##### SUPPLIED MATERIAL

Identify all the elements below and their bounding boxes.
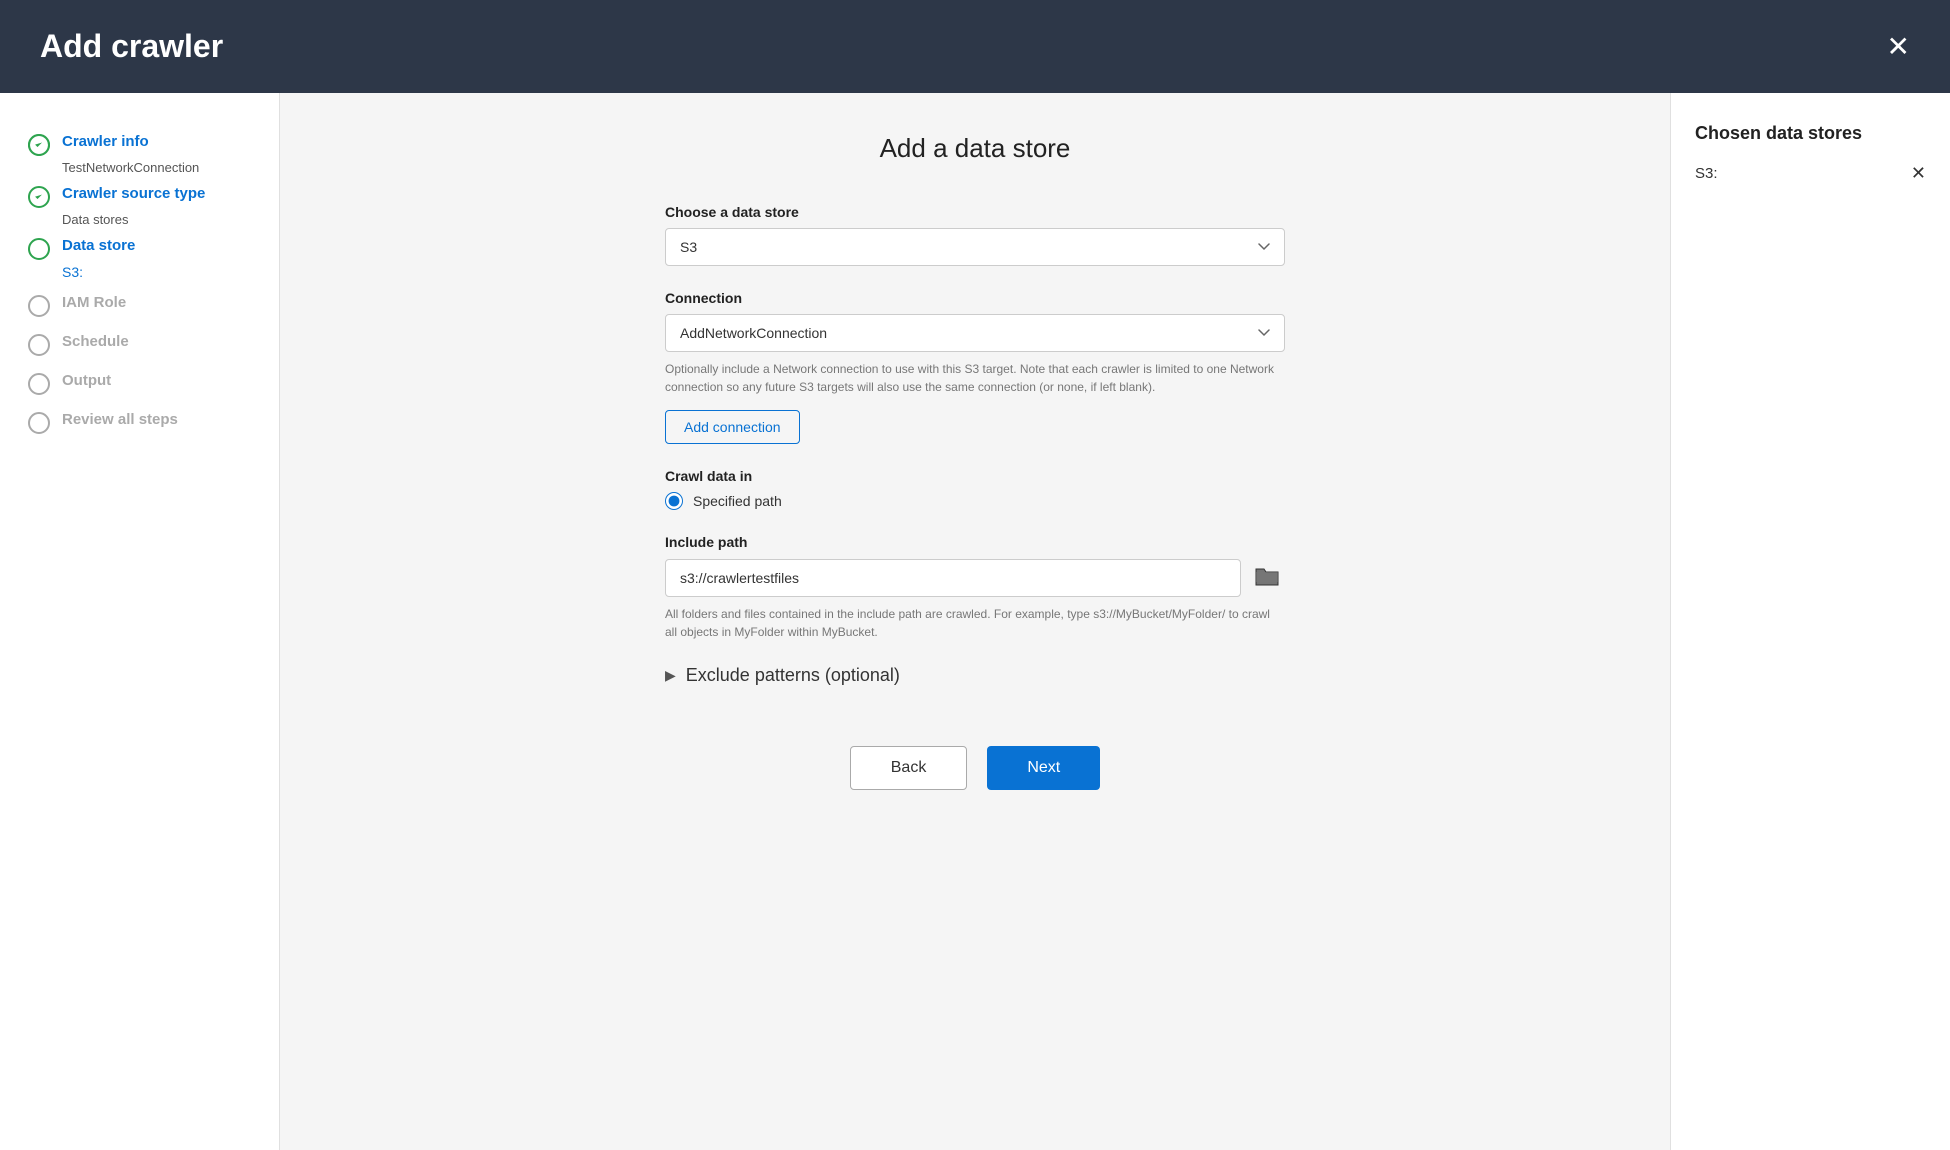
radio-label-specified-path: Specified path bbox=[693, 493, 782, 509]
include-path-label: Include path bbox=[665, 534, 1285, 550]
data-store-label: Choose a data store bbox=[665, 204, 1285, 220]
connection-group: Connection AddNetworkConnection None Opt… bbox=[665, 290, 1285, 444]
sidebar-item-output[interactable]: Output bbox=[28, 372, 251, 397]
sidebar-label-crawler-info: Crawler info bbox=[62, 133, 149, 150]
include-path-hint: All folders and files contained in the i… bbox=[665, 605, 1285, 641]
chosen-store-item: S3: ✕ bbox=[1695, 164, 1926, 182]
sidebar-label-review: Review all steps bbox=[62, 411, 178, 428]
exclude-patterns-section: ▶ Exclude patterns (optional) bbox=[665, 665, 1285, 686]
step-icon-crawler-source-type bbox=[28, 186, 52, 210]
exclude-patterns-toggle[interactable]: ▶ Exclude patterns (optional) bbox=[665, 665, 1285, 686]
step-icon-iam-role bbox=[28, 295, 52, 319]
sidebar-item-crawler-info[interactable]: Crawler info TestNetworkConnection bbox=[28, 133, 251, 175]
sidebar-item-iam-role[interactable]: IAM Role bbox=[28, 294, 251, 319]
step-icon-crawler-info bbox=[28, 134, 52, 158]
include-path-input[interactable] bbox=[665, 559, 1241, 597]
sidebar-sublabel-crawler-info: TestNetworkConnection bbox=[62, 160, 251, 175]
data-store-group: Choose a data store S3 JDBC DynamoDB bbox=[665, 204, 1285, 266]
data-store-select[interactable]: S3 JDBC DynamoDB bbox=[665, 228, 1285, 266]
sidebar-item-crawler-source-type[interactable]: Crawler source type Data stores bbox=[28, 185, 251, 227]
modal-title: Add crawler bbox=[40, 28, 223, 65]
sidebar-item-schedule[interactable]: Schedule bbox=[28, 333, 251, 358]
collapse-arrow-icon: ▶ bbox=[665, 667, 676, 684]
connection-hint: Optionally include a Network connection … bbox=[665, 360, 1285, 396]
include-path-group: Include path All folders and files conta… bbox=[665, 534, 1285, 641]
main-content: Add a data store Choose a data store S3 … bbox=[280, 93, 1670, 1150]
sidebar-label-schedule: Schedule bbox=[62, 333, 129, 350]
step-icon-schedule bbox=[28, 334, 52, 358]
right-panel: Chosen data stores S3: ✕ bbox=[1670, 93, 1950, 1150]
sidebar-substep-s3: S3: bbox=[62, 264, 251, 280]
chosen-store-label: S3: bbox=[1695, 165, 1718, 182]
sidebar: Crawler info TestNetworkConnection Crawl… bbox=[0, 93, 280, 1150]
crawl-data-in-group: Crawl data in Specified path bbox=[665, 468, 1285, 510]
connection-select[interactable]: AddNetworkConnection None bbox=[665, 314, 1285, 352]
form-section: Choose a data store S3 JDBC DynamoDB Con… bbox=[665, 204, 1285, 810]
modal-body: Crawler info TestNetworkConnection Crawl… bbox=[0, 93, 1950, 1150]
page-title: Add a data store bbox=[340, 133, 1610, 164]
folder-icon bbox=[1253, 562, 1281, 590]
remove-chosen-store-button[interactable]: ✕ bbox=[1911, 164, 1926, 182]
step-icon-output bbox=[28, 373, 52, 397]
add-connection-button[interactable]: Add connection bbox=[665, 410, 800, 444]
step-icon-review bbox=[28, 412, 52, 436]
sidebar-sublabel-crawler-source-type: Data stores bbox=[62, 212, 251, 227]
close-button[interactable]: ✕ bbox=[1887, 33, 1910, 61]
include-path-input-wrapper bbox=[665, 558, 1285, 597]
right-panel-title: Chosen data stores bbox=[1695, 123, 1926, 144]
add-crawler-modal: Add crawler ✕ Crawler info bbox=[0, 0, 1950, 1150]
sidebar-label-crawler-source-type: Crawler source type bbox=[62, 185, 205, 202]
connection-label: Connection bbox=[665, 290, 1285, 306]
step-icon-data-store bbox=[28, 238, 52, 262]
next-button[interactable]: Next bbox=[987, 746, 1100, 790]
radio-specified-path[interactable] bbox=[665, 492, 683, 510]
footer-actions: Back Next bbox=[665, 746, 1285, 810]
sidebar-item-data-store[interactable]: Data store S3: bbox=[28, 237, 251, 280]
folder-browse-button[interactable] bbox=[1249, 558, 1285, 597]
sidebar-label-data-store: Data store bbox=[62, 237, 135, 254]
sidebar-item-review[interactable]: Review all steps bbox=[28, 411, 251, 436]
crawl-radio-group: Specified path bbox=[665, 492, 1285, 510]
exclude-patterns-label: Exclude patterns (optional) bbox=[686, 665, 900, 686]
crawl-data-in-label: Crawl data in bbox=[665, 468, 1285, 484]
sidebar-label-iam-role: IAM Role bbox=[62, 294, 126, 311]
back-button[interactable]: Back bbox=[850, 746, 968, 790]
modal-header: Add crawler ✕ bbox=[0, 0, 1950, 93]
crawl-radio-specified[interactable]: Specified path bbox=[665, 492, 1285, 510]
sidebar-label-output: Output bbox=[62, 372, 111, 389]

##########

EXERCISE DESCRIPTION
Write out every line of the records above again without changing anything, and leave out the pictures.

SOLUTION
Identify all the elements below and their bounding boxes.
radio-label-specified-path: Specified path bbox=[693, 493, 782, 509]
include-path-label: Include path bbox=[665, 534, 1285, 550]
data-store-label: Choose a data store bbox=[665, 204, 1285, 220]
connection-group: Connection AddNetworkConnection None Opt… bbox=[665, 290, 1285, 444]
sidebar-item-output[interactable]: Output bbox=[28, 372, 251, 397]
sidebar-label-crawler-info: Crawler info bbox=[62, 133, 149, 150]
include-path-hint: All folders and files contained in the i… bbox=[665, 605, 1285, 641]
chosen-store-item: S3: ✕ bbox=[1695, 164, 1926, 182]
sidebar-label-review: Review all steps bbox=[62, 411, 178, 428]
exclude-patterns-section: ▶ Exclude patterns (optional) bbox=[665, 665, 1285, 686]
step-icon-crawler-source-type bbox=[28, 186, 52, 210]
exclude-patterns-toggle[interactable]: ▶ Exclude patterns (optional) bbox=[665, 665, 1285, 686]
step-icon-iam-role bbox=[28, 295, 52, 319]
sidebar-item-crawler-info[interactable]: Crawler info TestNetworkConnection bbox=[28, 133, 251, 175]
sidebar-item-iam-role[interactable]: IAM Role bbox=[28, 294, 251, 319]
step-icon-crawler-info bbox=[28, 134, 52, 158]
include-path-input[interactable] bbox=[665, 559, 1241, 597]
sidebar-sublabel-crawler-info: TestNetworkConnection bbox=[62, 160, 251, 175]
data-store-group: Choose a data store S3 JDBC DynamoDB bbox=[665, 204, 1285, 266]
data-store-select[interactable]: S3 JDBC DynamoDB bbox=[665, 228, 1285, 266]
sidebar-item-crawler-source-type[interactable]: Crawler source type Data stores bbox=[28, 185, 251, 227]
modal-title: Add crawler bbox=[40, 28, 223, 65]
sidebar-item-schedule[interactable]: Schedule bbox=[28, 333, 251, 358]
collapse-arrow-icon: ▶ bbox=[665, 667, 676, 684]
connection-hint: Optionally include a Network connection … bbox=[665, 360, 1285, 396]
include-path-group: Include path All folders and files conta… bbox=[665, 534, 1285, 641]
main-content: Add a data store Choose a data store S3 … bbox=[280, 93, 1670, 1150]
sidebar-label-schedule: Schedule bbox=[62, 333, 129, 350]
step-icon-schedule bbox=[28, 334, 52, 358]
right-panel: Chosen data stores S3: ✕ bbox=[1670, 93, 1950, 1150]
sidebar-substep-s3: S3: bbox=[62, 264, 251, 280]
chosen-store-label: S3: bbox=[1695, 165, 1718, 182]
sidebar: Crawler info TestNetworkConnection Crawl… bbox=[0, 93, 280, 1150]
crawl-data-in-group: Crawl data in Specified path bbox=[665, 468, 1285, 510]
connection-select[interactable]: AddNetworkConnection None bbox=[665, 314, 1285, 352]
form-section: Choose a data store S3 JDBC DynamoDB Con… bbox=[665, 204, 1285, 810]
modal-body: Crawler info TestNetworkConnection Crawl… bbox=[0, 93, 1950, 1150]
page-title: Add a data store bbox=[340, 133, 1610, 164]
folder-icon bbox=[1253, 562, 1281, 590]
remove-chosen-store-button[interactable]: ✕ bbox=[1911, 164, 1926, 182]
step-icon-output bbox=[28, 373, 52, 397]
add-connection-button[interactable]: Add connection bbox=[665, 410, 800, 444]
step-icon-review bbox=[28, 412, 52, 436]
sidebar-sublabel-crawler-source-type: Data stores bbox=[62, 212, 251, 227]
close-button[interactable]: ✕ bbox=[1887, 33, 1910, 61]
include-path-input-wrapper bbox=[665, 558, 1285, 597]
right-panel-title: Chosen data stores bbox=[1695, 123, 1926, 144]
add-crawler-modal: Add crawler ✕ Crawler info bbox=[0, 0, 1950, 1150]
sidebar-label-crawler-source-type: Crawler source type bbox=[62, 185, 205, 202]
connection-label: Connection bbox=[665, 290, 1285, 306]
step-icon-data-store bbox=[28, 238, 52, 262]
next-button[interactable]: Next bbox=[987, 746, 1100, 790]
radio-specified-path[interactable] bbox=[665, 492, 683, 510]
footer-actions: Back Next bbox=[665, 746, 1285, 810]
sidebar-item-data-store[interactable]: Data store S3: bbox=[28, 237, 251, 280]
folder-browse-button[interactable] bbox=[1249, 558, 1285, 597]
sidebar-label-data-store: Data store bbox=[62, 237, 135, 254]
sidebar-item-review[interactable]: Review all steps bbox=[28, 411, 251, 436]
crawl-radio-group: Specified path bbox=[665, 492, 1285, 510]
exclude-patterns-label: Exclude patterns (optional) bbox=[686, 665, 900, 686]
crawl-data-in-label: Crawl data in bbox=[665, 468, 1285, 484]
sidebar-label-iam-role: IAM Role bbox=[62, 294, 126, 311]
back-button[interactable]: Back bbox=[850, 746, 968, 790]
modal-header: Add crawler ✕ bbox=[0, 0, 1950, 93]
crawl-radio-specified[interactable]: Specified path bbox=[665, 492, 1285, 510]
sidebar-label-output: Output bbox=[62, 372, 111, 389]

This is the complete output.